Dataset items

★ ★ ★

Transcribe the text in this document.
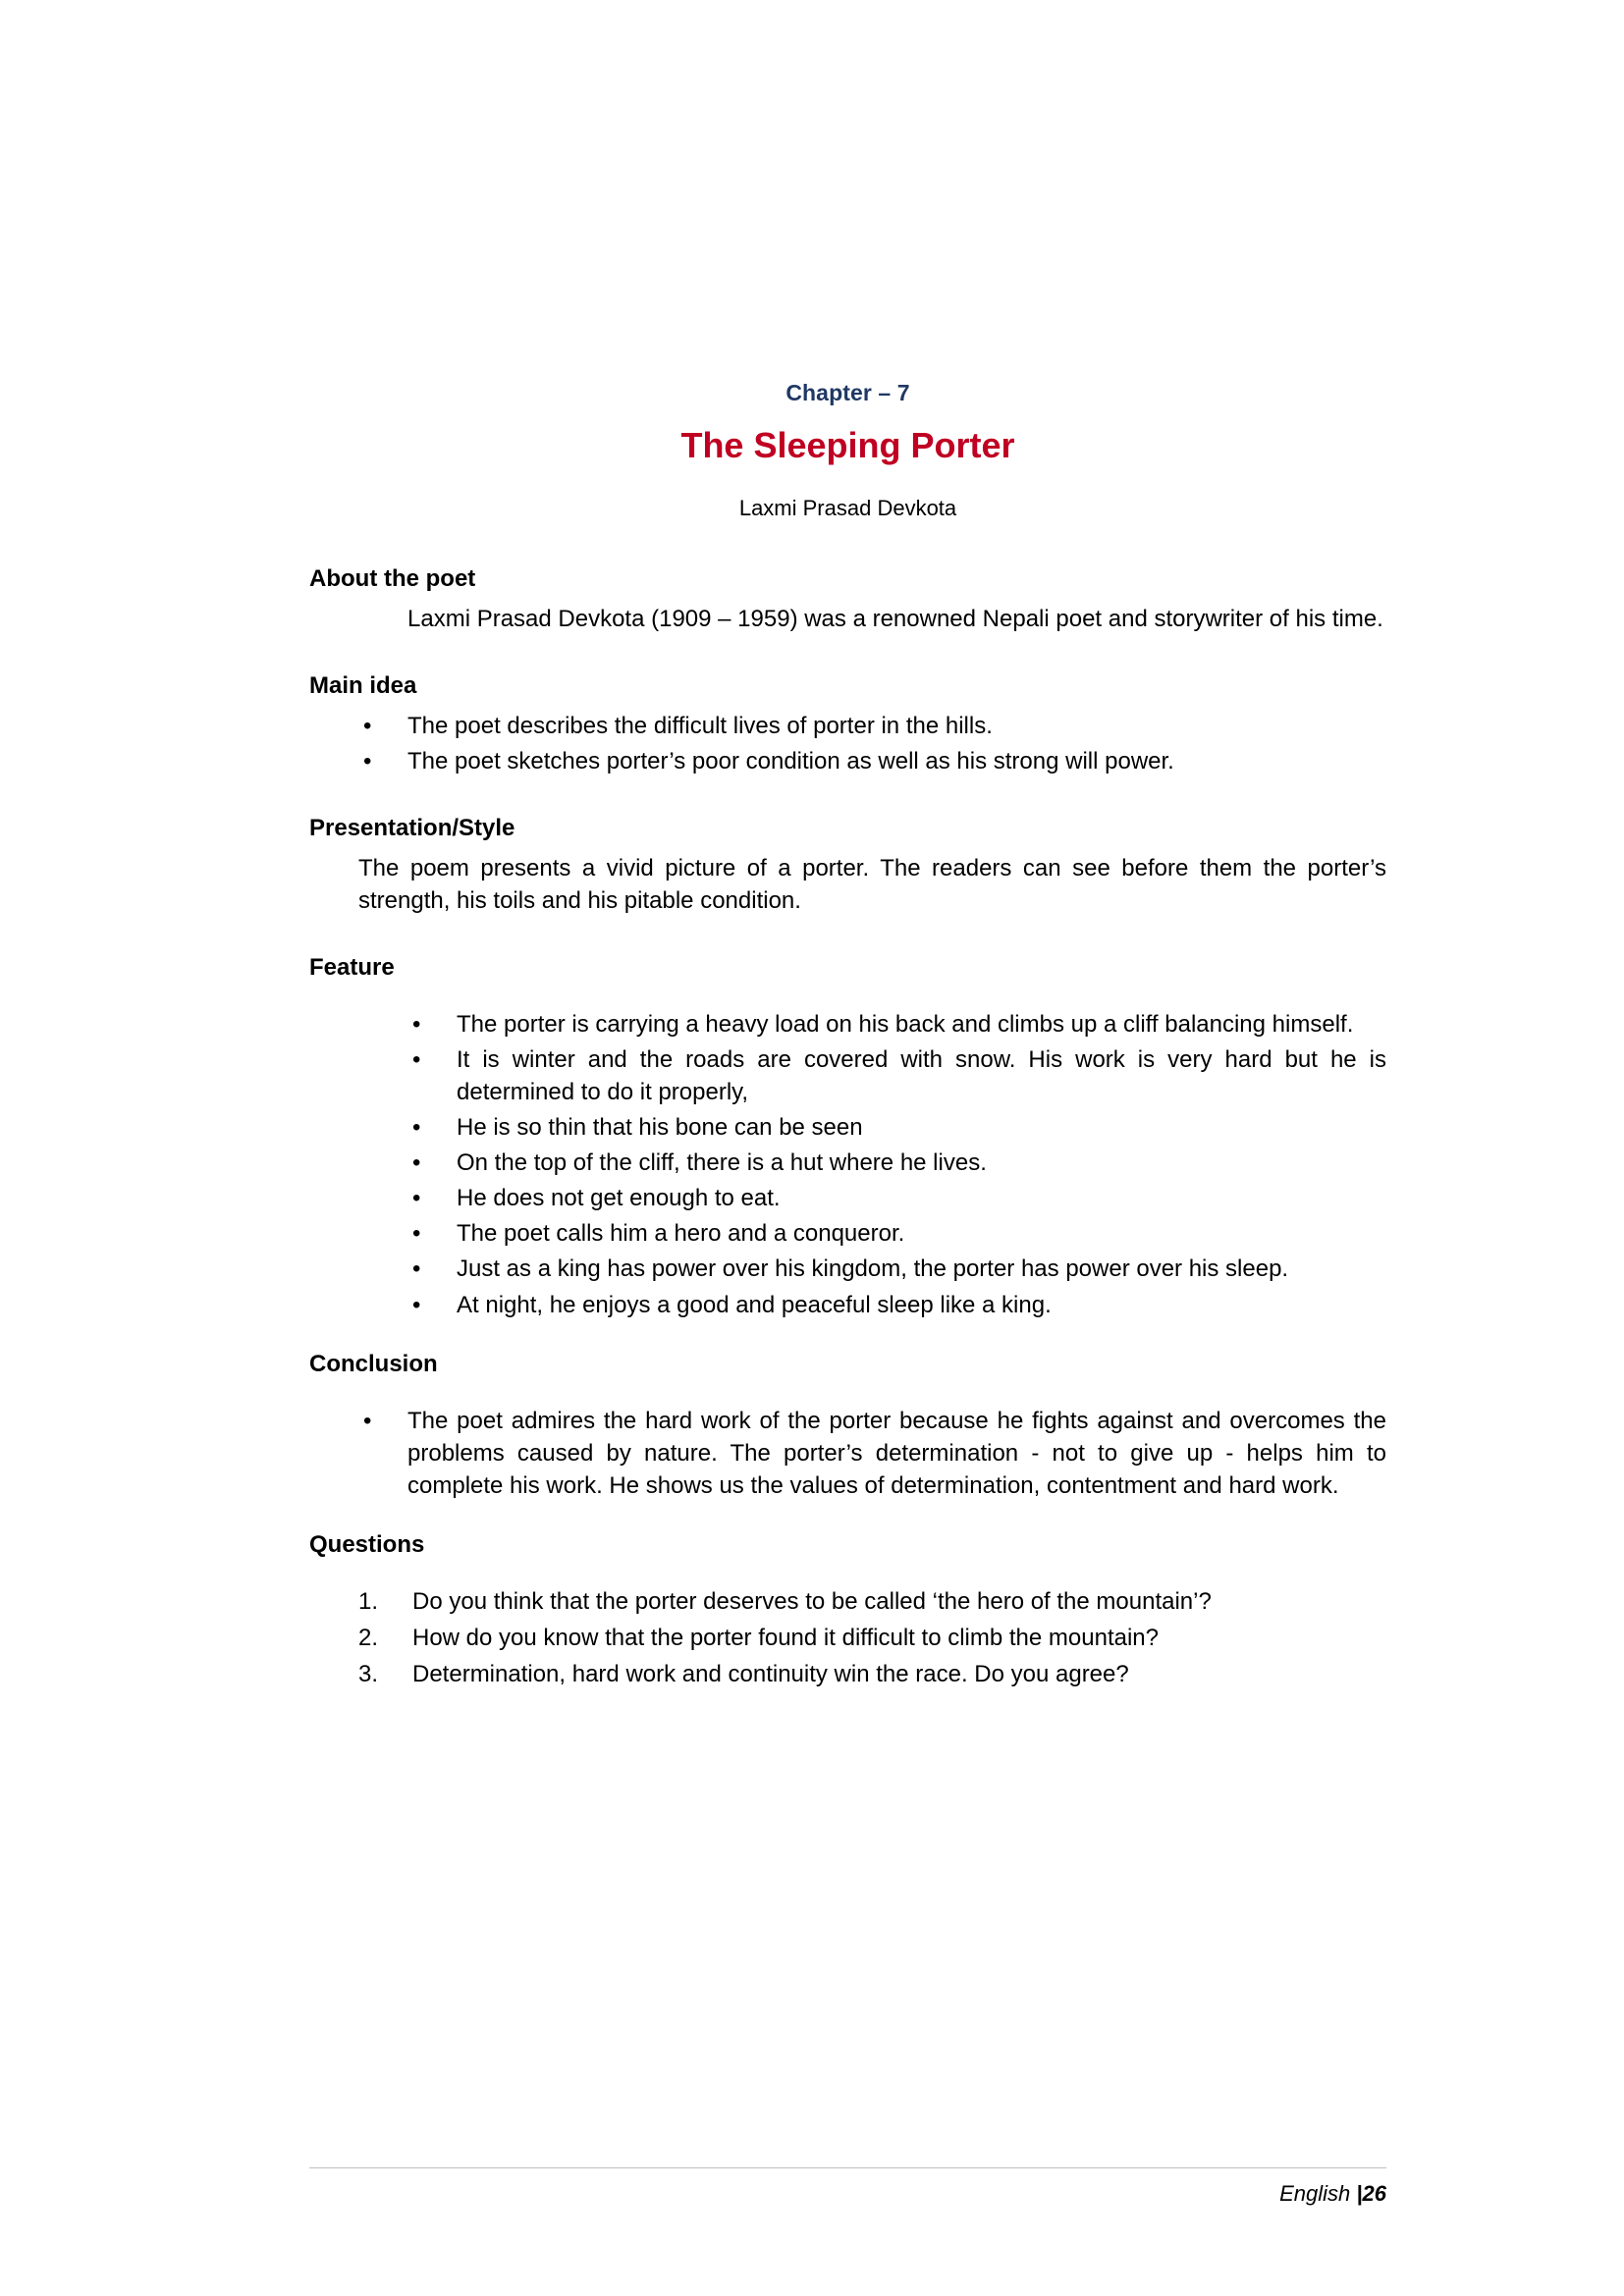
Chapter – 7
The Sleeping Porter
Laxmi Prasad Devkota
About the poet

Laxmi Prasad Devkota (1909 – 1959) was a renowned Nepali poet and storywriter of his time.

Main idea
• The poet describes the difficult lives of porter in the hills.
• The poet sketches porter’s poor condition as well as his strong will power.
Presentation/Style

The poem presents a vivid picture of a porter. The readers can see before them the porter’s strength, his toils and his pitable condition.

Feature
• The porter is carrying a heavy load on his back and climbs up a cliff balancing himself.
• It is winter and the roads are covered with snow. His work is very hard but he is determined to do it properly,
• He is so thin that his bone can be seen
• On the top of the cliff, there is a hut where he lives.
• He does not get enough to eat.
• The poet calls him a hero and a conqueror.
• Just as a king has power over his kingdom, the porter has power over his sleep.
• At night, he enjoys a good and peaceful sleep like a king.
Conclusion
• The poet admires the hard work of the porter because he fights against and overcomes the problems caused by nature. The porter’s determination - not to give up - helps him to complete his work. He shows us the values of determination, contentment and hard work.
Questions
1. Do you think that the porter deserves to be called ‘the hero of the mountain’?
2. How do you know that the porter found it difficult to climb the mountain?
3. Determination, hard work and continuity win the race. Do you agree?
English |26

★ ★ ★

## Exercise goal
Using the records above, find and show each line with the string "power".

## Answer to the problem
• The poet sketches porter’s poor condition as well as his strong will power.
• Just as a king has power over his kingdom, the porter has power over his sleep.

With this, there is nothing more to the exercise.